Goal of the exercise:
Set out everything in the listing from its first line down to the line containing "globe-icon bbox=[21, 10, 35, 24]", both ends included, as a Markdown table with the columns Row and Listing text. Give each line a row number, leave out blank lines, and include no other lines.

Records for this exercise:
* * *

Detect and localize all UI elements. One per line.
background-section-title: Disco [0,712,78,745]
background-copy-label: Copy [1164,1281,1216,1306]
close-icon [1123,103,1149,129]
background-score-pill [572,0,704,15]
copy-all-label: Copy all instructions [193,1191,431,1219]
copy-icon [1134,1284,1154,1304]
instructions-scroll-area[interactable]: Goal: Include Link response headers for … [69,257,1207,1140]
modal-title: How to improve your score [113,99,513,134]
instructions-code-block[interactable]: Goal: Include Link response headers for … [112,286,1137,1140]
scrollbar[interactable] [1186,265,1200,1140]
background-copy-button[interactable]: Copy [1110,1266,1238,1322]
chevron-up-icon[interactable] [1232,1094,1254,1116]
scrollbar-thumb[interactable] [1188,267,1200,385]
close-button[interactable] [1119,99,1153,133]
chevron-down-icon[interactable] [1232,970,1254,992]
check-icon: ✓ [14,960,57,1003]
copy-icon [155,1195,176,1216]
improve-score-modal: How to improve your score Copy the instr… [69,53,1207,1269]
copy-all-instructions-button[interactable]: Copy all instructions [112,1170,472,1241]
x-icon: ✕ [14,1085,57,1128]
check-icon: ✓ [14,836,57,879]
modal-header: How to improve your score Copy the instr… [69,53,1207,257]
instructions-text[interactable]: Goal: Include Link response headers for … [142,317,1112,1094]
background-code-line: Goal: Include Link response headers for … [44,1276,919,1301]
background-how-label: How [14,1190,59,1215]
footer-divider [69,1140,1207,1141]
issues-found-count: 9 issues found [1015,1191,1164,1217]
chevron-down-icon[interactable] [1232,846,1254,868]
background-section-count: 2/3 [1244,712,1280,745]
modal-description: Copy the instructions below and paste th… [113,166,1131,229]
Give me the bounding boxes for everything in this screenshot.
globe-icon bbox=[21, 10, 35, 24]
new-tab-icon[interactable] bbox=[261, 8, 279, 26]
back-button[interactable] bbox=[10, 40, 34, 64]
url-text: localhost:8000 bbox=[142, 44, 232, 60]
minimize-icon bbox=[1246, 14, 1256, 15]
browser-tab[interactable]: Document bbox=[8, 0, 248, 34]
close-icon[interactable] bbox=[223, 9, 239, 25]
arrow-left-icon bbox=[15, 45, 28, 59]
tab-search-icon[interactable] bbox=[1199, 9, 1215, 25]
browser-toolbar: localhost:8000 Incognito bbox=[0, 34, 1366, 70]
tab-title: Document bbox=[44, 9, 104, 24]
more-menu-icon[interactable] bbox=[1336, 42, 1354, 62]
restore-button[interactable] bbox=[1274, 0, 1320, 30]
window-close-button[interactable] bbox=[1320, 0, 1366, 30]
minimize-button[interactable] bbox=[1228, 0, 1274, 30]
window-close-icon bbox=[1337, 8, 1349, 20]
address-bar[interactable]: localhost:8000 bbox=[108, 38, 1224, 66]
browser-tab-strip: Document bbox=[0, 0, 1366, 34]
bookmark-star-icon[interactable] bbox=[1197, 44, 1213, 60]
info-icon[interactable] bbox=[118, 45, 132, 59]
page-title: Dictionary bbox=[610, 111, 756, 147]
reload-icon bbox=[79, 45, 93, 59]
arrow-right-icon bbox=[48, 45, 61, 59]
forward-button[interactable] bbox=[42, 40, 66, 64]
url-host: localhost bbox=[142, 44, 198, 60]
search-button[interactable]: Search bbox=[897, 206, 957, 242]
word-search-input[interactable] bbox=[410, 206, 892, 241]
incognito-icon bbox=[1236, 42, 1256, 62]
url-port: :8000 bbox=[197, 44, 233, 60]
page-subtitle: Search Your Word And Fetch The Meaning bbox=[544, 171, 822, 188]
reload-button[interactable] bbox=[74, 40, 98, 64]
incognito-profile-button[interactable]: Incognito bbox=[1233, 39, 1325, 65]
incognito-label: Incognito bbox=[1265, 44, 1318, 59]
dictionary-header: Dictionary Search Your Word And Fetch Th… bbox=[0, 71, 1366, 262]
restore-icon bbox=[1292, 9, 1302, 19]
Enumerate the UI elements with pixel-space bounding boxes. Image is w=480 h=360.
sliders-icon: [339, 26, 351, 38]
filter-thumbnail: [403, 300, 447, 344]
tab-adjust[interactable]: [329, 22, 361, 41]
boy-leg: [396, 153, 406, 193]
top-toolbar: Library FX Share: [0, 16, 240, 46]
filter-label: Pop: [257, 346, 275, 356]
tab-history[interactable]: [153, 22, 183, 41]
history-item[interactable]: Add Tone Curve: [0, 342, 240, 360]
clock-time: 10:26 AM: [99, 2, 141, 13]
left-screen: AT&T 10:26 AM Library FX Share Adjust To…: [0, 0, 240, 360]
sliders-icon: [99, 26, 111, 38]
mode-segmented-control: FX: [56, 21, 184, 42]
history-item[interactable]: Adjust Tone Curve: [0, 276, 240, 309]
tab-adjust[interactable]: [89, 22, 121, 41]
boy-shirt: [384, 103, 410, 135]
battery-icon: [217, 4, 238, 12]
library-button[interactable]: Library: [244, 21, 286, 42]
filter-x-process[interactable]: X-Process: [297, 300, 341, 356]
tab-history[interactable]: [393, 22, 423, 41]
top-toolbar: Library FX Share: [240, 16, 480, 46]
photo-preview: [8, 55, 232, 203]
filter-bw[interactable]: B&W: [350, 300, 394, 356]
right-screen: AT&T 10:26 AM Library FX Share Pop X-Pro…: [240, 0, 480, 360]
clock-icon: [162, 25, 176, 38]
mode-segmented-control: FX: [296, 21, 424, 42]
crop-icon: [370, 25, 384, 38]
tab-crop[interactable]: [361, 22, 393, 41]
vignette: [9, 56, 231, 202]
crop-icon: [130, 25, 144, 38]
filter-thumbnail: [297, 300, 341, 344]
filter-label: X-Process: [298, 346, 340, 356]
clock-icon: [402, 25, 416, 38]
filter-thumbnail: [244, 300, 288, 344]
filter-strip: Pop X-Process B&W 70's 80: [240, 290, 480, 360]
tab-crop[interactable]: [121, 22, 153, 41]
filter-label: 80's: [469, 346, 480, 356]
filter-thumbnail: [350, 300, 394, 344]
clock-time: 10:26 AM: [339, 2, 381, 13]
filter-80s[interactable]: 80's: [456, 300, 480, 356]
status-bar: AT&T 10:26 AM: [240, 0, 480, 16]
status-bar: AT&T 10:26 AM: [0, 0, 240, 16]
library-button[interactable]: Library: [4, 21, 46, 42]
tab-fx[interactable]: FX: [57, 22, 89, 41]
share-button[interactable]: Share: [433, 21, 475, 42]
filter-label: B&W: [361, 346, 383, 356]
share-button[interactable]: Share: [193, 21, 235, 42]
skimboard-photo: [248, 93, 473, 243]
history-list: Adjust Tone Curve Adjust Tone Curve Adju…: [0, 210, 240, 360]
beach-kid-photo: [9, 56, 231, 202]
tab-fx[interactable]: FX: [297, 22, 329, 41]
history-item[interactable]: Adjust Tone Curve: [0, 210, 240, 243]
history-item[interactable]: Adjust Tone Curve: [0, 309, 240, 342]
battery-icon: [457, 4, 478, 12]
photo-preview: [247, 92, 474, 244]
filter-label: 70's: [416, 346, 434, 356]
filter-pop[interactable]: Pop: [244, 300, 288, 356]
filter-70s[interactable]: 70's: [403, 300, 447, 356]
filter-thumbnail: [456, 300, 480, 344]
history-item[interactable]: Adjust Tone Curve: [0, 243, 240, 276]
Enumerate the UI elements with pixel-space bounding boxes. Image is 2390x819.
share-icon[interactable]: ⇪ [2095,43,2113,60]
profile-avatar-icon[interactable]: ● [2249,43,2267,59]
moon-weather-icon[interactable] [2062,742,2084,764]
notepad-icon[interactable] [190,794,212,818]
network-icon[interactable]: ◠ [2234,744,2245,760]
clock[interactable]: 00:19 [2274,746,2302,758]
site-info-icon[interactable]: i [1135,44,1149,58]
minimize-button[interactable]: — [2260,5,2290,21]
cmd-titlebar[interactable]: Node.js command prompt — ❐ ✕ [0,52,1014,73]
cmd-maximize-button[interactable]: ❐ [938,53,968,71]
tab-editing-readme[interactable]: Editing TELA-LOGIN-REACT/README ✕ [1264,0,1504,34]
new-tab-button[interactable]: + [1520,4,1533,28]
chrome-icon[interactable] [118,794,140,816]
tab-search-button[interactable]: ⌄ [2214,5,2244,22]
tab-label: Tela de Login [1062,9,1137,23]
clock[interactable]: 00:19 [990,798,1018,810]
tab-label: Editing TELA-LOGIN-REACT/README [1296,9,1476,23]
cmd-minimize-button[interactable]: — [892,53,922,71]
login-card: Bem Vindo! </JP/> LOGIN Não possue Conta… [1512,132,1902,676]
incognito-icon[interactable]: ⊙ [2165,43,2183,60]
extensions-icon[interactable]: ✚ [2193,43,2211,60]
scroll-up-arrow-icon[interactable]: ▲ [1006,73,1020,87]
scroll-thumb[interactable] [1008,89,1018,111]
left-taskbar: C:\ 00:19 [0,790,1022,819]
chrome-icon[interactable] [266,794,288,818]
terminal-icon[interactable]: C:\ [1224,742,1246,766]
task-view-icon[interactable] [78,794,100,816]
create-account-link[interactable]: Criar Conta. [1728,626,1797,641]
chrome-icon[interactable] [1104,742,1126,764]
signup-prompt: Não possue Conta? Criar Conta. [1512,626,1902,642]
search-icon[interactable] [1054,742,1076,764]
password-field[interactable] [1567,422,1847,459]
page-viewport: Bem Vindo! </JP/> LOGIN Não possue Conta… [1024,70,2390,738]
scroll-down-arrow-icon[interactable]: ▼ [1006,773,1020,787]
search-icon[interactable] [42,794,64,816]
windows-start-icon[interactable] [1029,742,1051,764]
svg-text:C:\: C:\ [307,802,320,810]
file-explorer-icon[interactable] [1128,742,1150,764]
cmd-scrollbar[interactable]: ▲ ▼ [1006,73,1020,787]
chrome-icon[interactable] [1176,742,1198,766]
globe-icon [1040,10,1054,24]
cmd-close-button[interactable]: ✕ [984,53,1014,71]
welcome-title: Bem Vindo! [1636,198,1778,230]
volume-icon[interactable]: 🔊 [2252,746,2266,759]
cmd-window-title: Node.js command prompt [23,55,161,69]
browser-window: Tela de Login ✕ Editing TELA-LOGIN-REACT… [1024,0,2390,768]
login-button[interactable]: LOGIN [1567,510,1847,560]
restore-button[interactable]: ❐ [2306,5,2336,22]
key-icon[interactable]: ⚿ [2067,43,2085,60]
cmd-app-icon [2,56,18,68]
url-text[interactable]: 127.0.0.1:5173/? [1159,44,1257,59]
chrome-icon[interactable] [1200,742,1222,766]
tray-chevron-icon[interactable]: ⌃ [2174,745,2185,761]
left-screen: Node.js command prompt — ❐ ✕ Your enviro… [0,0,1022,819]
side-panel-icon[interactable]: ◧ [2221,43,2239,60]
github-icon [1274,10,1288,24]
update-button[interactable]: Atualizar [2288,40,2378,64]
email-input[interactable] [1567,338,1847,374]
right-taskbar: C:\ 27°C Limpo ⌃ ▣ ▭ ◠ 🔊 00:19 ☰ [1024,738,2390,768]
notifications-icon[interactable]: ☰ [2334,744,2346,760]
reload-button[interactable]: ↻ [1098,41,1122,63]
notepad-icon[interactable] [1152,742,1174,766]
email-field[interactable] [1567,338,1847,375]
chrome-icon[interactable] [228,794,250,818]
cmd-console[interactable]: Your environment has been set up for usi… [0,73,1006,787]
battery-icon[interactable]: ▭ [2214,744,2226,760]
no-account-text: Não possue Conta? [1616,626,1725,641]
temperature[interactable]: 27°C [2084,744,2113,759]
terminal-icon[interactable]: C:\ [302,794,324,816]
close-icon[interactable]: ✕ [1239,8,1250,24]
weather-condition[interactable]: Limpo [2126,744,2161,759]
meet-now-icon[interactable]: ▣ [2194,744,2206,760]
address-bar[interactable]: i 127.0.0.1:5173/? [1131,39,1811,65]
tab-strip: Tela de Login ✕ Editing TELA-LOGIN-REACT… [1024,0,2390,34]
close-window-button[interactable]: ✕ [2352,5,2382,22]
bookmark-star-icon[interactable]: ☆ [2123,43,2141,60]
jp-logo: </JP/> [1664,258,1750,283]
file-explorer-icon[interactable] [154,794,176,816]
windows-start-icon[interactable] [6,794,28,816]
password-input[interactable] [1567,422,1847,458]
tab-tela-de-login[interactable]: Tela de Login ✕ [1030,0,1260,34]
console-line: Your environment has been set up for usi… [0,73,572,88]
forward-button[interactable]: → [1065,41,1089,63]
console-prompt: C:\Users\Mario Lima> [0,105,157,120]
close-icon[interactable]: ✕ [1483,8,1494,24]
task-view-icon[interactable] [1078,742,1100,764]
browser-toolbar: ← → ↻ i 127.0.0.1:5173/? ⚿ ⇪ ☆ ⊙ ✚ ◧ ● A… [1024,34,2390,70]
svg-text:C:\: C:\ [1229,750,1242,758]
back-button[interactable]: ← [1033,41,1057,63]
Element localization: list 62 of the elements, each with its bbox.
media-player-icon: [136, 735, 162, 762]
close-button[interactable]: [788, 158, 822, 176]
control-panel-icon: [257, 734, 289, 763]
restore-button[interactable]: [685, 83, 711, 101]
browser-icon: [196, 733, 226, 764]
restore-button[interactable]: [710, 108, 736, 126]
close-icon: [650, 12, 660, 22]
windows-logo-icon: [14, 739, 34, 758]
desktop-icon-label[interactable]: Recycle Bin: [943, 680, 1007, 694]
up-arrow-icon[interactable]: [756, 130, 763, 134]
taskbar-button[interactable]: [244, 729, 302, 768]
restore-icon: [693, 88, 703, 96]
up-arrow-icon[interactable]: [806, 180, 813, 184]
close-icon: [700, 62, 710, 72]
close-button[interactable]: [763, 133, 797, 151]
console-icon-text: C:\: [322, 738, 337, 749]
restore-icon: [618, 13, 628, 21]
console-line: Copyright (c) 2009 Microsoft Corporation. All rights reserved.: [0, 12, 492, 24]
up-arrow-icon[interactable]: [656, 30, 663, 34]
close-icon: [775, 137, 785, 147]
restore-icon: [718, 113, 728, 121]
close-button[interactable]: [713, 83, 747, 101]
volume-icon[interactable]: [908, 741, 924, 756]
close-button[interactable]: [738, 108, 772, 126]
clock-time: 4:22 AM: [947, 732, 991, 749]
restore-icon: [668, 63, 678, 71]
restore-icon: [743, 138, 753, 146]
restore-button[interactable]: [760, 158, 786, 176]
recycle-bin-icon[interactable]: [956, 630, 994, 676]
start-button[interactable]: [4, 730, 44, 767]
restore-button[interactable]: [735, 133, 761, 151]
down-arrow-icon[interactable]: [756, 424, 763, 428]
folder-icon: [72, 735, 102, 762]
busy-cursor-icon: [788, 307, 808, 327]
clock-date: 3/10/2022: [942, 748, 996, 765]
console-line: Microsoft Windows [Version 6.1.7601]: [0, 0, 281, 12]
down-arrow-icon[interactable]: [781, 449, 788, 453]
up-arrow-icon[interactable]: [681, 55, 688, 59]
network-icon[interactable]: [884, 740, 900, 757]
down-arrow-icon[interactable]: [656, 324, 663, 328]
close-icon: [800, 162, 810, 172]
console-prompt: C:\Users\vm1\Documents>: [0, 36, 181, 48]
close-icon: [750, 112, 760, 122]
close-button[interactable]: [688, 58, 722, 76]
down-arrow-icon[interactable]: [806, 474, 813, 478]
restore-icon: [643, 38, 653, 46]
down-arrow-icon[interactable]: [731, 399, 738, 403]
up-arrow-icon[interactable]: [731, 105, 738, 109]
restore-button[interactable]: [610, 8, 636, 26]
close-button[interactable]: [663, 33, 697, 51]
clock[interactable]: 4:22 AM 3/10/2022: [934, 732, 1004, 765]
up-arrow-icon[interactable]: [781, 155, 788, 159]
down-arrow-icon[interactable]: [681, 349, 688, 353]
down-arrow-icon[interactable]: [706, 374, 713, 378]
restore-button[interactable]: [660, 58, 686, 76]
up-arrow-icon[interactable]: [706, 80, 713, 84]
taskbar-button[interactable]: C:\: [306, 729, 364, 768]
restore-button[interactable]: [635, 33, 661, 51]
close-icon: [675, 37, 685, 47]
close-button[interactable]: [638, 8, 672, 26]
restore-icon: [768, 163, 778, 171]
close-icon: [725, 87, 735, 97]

* * *

Solution to the exercise:
| Row | Listing text |
|---|---|
| 1 | Detect and localize all UI elements. One per line. |
| 2 | background-section-title: Disco [0,712,78,745] |
| 3 | background-copy-label: Copy [1164,1281,1216,1306] |
| 4 | close-icon [1123,103,1149,129] |
| 5 | background-score-pill [572,0,704,15] |
| 6 | copy-all-label: Copy all instructions [193,1191,431,1219] |
| 7 | copy-icon [1134,1284,1154,1304] |
| 8 | instructions-scroll-area[interactable]: Goal: Include Link response headers for … [69,257,1207,1140] |
| 9 | modal-title: How to improve your score [113,99,513,134] |
| 10 | instructions-code-block[interactable]: Goal: Include Link response headers for … [112,286,1137,1140] |
| 11 | scrollbar[interactable] [1186,265,1200,1140] |
| 12 | background-copy-button[interactable]: Copy [1110,1266,1238,1322] |
| 13 | chevron-up-icon[interactable] [1232,1094,1254,1116] |
| 14 | scrollbar-thumb[interactable] [1188,267,1200,385] |
| 15 | close-button[interactable] [1119,99,1153,133] |
| 16 | chevron-down-icon[interactable] [1232,970,1254,992] |
| 17 | check-icon: ✓ [14,960,57,1003] |
| 18 | copy-icon [155,1195,176,1216] |
| 19 | improve-score-modal: How to improve your score Copy the instr… [69,53,1207,1269] |
| 20 | copy-all-instructions-button[interactable]: Copy all instructions [112,1170,472,1241] |
| 21 | x-icon: ✕ [14,1085,57,1128] |
| 22 | check-icon: ✓ [14,836,57,879] |
| 23 | modal-header: How to improve your score Copy the instr… [69,53,1207,257] |
| 24 | instructions-text[interactable]: Goal: Include Link response headers for … [142,317,1112,1094] |
| 25 | background-code-line: Goal: Include Link response headers for … [44,1276,919,1301] |
| 26 | background-how-label: How [14,1190,59,1215] |
| 27 | footer-divider [69,1140,1207,1141] |
| 28 | issues-found-count: 9 issues found [1015,1191,1164,1217] |
| 29 | chevron-down-icon[interactable] [1232,846,1254,868] |
| 30 | background-section-count: 2/3 [1244,712,1280,745] |
| 31 | modal-description: Copy the instructions below and paste th… [113,166,1131,229] |
| 32 | Give me the bounding boxes for everything in this screenshot. |
| 33 | globe-icon bbox=[21, 10, 35, 24] |